● **RAW DATA**:
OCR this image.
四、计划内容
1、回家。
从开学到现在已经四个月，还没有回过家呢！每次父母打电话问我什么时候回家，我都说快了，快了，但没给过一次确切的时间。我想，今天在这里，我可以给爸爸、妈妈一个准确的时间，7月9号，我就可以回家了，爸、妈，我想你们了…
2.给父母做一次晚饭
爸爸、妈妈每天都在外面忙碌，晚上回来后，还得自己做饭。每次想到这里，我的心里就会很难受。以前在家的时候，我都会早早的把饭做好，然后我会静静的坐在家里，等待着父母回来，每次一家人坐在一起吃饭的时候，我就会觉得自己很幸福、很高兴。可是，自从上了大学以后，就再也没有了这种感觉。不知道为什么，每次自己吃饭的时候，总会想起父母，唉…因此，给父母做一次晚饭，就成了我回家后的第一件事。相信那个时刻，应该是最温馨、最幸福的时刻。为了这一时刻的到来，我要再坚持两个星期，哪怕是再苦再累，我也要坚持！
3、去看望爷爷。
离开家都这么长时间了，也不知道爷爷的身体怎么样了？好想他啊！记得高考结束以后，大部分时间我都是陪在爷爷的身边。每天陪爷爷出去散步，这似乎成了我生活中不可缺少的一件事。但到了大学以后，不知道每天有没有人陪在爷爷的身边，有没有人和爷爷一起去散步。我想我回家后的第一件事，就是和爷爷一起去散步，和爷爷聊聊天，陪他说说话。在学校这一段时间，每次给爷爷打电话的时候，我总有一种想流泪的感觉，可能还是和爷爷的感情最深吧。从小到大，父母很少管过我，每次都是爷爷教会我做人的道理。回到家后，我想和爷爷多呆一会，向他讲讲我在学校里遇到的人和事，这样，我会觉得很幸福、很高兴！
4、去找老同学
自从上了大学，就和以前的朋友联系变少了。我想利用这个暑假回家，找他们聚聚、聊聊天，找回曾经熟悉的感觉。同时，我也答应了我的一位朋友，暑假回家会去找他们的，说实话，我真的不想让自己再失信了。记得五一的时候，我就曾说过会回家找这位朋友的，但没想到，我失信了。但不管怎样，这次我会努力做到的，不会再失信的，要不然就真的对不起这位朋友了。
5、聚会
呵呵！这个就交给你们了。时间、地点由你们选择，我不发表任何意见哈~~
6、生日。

...

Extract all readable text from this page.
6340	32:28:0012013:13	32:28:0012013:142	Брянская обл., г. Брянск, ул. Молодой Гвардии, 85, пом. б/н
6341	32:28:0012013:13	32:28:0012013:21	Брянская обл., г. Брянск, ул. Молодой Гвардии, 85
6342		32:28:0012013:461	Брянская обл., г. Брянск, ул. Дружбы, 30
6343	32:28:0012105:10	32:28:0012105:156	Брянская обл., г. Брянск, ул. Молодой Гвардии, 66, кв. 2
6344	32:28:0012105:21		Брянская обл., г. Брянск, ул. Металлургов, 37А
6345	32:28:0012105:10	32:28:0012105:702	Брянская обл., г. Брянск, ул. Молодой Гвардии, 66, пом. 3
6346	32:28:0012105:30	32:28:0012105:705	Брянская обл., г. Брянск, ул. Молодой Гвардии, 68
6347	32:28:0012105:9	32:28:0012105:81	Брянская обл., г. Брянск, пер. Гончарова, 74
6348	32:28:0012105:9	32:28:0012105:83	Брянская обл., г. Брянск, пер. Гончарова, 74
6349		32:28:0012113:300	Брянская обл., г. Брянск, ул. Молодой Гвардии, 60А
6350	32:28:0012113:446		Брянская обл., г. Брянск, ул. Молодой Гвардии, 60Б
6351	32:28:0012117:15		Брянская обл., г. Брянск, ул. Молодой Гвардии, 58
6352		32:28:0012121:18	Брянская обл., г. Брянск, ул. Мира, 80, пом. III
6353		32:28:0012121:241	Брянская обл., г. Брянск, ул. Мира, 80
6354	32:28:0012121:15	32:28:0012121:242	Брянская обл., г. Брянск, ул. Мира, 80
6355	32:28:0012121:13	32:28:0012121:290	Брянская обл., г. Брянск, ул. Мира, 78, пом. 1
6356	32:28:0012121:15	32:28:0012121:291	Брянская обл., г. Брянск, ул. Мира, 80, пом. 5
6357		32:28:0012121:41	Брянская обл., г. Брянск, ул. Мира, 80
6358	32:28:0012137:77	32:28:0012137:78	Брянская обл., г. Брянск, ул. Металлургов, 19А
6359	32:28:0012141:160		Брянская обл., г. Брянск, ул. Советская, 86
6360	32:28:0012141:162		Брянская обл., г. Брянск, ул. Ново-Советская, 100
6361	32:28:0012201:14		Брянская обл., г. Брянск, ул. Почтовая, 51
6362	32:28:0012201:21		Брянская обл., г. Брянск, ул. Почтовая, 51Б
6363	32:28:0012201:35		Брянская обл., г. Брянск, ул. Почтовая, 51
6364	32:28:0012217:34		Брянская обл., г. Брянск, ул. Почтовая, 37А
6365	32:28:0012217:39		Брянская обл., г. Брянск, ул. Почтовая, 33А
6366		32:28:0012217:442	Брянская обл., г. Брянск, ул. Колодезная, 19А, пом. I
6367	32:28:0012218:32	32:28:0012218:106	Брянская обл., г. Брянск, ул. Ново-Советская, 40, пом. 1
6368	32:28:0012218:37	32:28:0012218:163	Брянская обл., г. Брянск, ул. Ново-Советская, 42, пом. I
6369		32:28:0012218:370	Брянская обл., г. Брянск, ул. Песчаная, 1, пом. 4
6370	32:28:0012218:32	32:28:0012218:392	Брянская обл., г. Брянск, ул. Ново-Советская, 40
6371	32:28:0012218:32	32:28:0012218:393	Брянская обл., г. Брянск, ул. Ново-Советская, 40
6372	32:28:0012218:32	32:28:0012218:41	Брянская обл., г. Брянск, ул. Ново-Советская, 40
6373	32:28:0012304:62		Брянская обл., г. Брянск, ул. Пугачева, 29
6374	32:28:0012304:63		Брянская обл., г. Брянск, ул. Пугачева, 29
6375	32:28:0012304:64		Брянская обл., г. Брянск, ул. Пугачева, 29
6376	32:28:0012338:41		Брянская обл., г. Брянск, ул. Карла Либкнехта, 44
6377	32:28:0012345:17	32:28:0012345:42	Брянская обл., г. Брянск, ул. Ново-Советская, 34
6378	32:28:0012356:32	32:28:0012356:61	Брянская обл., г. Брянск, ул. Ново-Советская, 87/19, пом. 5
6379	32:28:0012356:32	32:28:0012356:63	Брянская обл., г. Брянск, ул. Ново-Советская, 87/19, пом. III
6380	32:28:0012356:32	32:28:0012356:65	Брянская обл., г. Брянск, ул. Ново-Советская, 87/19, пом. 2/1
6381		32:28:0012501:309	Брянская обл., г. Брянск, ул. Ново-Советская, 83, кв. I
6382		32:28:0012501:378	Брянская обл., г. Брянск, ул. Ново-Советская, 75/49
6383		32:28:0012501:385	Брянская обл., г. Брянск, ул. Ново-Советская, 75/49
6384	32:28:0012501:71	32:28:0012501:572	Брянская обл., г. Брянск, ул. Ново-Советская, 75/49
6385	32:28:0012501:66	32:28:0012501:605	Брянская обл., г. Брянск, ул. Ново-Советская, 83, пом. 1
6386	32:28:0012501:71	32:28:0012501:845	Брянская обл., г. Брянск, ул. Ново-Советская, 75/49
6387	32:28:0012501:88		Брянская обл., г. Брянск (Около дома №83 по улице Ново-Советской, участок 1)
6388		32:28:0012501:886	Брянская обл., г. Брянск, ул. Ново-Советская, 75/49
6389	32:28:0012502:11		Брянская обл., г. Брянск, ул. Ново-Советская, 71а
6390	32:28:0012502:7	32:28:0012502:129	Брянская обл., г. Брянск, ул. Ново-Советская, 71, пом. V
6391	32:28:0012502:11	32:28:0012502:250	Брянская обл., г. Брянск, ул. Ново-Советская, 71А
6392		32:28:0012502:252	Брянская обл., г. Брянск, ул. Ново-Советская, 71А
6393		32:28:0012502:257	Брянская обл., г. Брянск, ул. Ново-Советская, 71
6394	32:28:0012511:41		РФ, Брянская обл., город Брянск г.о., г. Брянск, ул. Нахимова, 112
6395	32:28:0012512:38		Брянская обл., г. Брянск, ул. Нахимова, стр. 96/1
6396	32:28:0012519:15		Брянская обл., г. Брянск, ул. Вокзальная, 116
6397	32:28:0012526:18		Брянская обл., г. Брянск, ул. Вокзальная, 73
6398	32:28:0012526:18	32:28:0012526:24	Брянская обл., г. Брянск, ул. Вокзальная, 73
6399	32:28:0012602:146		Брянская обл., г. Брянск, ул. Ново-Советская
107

● **SET PROBLEM**: Return nothing except the number of lines that include the string "Молодой".

● **IN RESPONSE**: 8